» The problem: State the number of lines that hold the string "level", with nothing added.

» Records provided:

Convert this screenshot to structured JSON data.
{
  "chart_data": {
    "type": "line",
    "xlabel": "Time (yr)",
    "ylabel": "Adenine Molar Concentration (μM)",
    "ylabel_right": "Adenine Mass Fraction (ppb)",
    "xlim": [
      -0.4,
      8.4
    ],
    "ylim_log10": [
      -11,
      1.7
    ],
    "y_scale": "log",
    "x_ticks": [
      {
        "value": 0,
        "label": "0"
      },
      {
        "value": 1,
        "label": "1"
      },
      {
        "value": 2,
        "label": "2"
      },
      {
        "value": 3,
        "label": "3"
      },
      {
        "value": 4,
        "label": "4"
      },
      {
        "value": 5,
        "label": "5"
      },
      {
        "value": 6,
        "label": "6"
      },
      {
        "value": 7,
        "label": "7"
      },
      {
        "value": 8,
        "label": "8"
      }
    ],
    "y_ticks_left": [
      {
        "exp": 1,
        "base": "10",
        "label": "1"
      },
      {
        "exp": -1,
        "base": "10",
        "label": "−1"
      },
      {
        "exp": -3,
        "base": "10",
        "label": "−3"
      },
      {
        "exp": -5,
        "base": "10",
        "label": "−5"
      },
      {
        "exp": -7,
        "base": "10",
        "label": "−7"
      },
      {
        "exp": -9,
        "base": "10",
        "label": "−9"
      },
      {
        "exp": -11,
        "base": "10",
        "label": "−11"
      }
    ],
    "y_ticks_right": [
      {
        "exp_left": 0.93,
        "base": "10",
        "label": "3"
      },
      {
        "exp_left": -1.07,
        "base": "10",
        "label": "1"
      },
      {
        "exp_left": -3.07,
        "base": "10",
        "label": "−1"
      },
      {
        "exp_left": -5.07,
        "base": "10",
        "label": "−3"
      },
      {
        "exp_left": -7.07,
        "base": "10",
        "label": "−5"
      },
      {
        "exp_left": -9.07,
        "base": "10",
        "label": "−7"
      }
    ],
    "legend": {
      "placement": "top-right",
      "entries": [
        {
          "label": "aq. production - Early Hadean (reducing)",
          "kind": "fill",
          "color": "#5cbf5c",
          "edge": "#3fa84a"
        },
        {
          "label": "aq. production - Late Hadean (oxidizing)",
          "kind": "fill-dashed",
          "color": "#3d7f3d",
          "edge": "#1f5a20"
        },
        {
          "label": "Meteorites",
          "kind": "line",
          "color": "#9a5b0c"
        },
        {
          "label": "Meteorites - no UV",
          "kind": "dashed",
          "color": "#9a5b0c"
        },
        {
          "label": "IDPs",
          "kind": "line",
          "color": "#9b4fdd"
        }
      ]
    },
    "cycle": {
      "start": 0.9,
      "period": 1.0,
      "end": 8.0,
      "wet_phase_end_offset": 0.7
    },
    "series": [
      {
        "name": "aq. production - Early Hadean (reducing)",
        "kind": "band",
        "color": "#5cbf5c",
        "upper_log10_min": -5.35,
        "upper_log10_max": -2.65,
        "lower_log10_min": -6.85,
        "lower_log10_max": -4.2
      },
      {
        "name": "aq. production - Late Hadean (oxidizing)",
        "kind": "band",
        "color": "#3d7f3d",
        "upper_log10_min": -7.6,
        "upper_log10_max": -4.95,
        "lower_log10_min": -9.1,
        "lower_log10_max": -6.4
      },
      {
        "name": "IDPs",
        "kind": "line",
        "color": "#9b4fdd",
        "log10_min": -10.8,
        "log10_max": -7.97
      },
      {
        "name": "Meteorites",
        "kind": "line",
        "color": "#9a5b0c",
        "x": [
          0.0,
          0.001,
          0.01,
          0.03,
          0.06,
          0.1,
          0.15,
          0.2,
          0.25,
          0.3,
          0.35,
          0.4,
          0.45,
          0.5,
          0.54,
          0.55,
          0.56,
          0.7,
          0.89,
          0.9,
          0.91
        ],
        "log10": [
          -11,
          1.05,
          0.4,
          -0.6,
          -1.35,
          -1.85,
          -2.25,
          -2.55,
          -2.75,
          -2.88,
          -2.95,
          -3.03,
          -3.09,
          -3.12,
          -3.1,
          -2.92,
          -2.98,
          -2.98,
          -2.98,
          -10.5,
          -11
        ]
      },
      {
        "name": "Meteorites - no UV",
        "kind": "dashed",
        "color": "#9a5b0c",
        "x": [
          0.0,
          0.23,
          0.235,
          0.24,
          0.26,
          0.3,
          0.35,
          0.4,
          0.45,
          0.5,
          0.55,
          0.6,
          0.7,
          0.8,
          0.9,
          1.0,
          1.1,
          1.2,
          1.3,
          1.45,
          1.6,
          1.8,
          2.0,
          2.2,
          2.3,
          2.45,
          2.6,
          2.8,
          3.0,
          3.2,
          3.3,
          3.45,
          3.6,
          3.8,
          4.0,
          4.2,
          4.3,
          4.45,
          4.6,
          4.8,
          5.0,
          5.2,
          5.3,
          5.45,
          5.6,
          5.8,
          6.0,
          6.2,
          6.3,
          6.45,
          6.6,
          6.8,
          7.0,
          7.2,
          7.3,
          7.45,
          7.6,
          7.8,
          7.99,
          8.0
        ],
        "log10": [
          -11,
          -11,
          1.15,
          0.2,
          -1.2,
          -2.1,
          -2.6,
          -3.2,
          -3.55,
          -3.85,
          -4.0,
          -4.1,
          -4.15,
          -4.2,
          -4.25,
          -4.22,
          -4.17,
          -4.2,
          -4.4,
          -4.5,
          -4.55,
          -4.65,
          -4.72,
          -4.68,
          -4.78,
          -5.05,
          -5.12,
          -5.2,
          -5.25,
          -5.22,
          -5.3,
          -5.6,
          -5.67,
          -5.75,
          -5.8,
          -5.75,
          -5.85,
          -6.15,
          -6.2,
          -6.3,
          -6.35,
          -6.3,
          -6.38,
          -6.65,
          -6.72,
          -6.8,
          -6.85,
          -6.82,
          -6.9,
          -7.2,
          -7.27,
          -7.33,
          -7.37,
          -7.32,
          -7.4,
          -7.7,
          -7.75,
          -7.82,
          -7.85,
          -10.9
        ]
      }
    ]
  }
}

---

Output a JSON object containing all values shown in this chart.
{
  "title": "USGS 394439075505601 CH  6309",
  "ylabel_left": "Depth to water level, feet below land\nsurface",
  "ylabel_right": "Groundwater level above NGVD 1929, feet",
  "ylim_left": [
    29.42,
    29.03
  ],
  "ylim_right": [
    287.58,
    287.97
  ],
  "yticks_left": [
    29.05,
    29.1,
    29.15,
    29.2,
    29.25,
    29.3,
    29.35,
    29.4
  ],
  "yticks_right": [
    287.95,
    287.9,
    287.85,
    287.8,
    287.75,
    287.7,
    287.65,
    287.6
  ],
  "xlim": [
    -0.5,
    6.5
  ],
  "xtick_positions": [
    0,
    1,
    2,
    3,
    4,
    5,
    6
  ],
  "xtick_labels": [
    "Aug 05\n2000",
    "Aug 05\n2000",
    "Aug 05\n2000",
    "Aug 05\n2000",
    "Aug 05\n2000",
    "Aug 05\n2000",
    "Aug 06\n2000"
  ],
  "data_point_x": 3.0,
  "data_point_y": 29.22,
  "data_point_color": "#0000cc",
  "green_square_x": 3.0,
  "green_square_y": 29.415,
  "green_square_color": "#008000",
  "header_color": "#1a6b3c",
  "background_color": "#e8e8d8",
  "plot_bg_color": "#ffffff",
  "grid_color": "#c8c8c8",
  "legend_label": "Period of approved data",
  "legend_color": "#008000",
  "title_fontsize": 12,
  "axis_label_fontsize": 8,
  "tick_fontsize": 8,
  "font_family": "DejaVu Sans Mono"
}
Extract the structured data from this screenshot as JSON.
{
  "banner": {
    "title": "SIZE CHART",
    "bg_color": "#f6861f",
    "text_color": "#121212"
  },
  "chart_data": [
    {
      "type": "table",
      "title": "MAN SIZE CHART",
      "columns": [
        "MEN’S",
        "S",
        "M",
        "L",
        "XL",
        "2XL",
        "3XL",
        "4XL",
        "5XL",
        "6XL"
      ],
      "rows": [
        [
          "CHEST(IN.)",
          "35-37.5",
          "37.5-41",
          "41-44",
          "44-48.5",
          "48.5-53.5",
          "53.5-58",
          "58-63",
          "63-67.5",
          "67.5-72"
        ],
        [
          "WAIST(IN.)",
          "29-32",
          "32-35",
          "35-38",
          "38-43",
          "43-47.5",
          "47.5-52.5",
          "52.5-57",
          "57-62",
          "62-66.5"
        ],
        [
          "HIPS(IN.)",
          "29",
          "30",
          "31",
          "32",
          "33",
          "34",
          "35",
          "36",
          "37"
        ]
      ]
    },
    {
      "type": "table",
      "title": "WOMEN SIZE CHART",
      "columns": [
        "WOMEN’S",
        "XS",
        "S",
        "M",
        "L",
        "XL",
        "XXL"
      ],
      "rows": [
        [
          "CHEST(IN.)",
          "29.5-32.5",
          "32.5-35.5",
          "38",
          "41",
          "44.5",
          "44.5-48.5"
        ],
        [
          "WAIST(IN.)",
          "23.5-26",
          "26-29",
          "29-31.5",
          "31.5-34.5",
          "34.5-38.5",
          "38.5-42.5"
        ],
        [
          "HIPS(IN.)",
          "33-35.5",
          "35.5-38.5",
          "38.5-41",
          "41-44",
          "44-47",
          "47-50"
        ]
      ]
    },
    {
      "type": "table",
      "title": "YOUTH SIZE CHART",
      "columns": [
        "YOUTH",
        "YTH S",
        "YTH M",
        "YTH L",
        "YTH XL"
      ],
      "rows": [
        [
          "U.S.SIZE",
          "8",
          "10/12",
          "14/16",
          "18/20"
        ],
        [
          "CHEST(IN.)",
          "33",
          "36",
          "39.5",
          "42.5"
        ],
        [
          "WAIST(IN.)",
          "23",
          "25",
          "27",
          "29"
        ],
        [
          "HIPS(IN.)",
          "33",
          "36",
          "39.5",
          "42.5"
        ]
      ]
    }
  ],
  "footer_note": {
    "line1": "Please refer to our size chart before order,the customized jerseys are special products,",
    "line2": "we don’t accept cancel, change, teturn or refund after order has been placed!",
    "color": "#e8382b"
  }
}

» Output: 2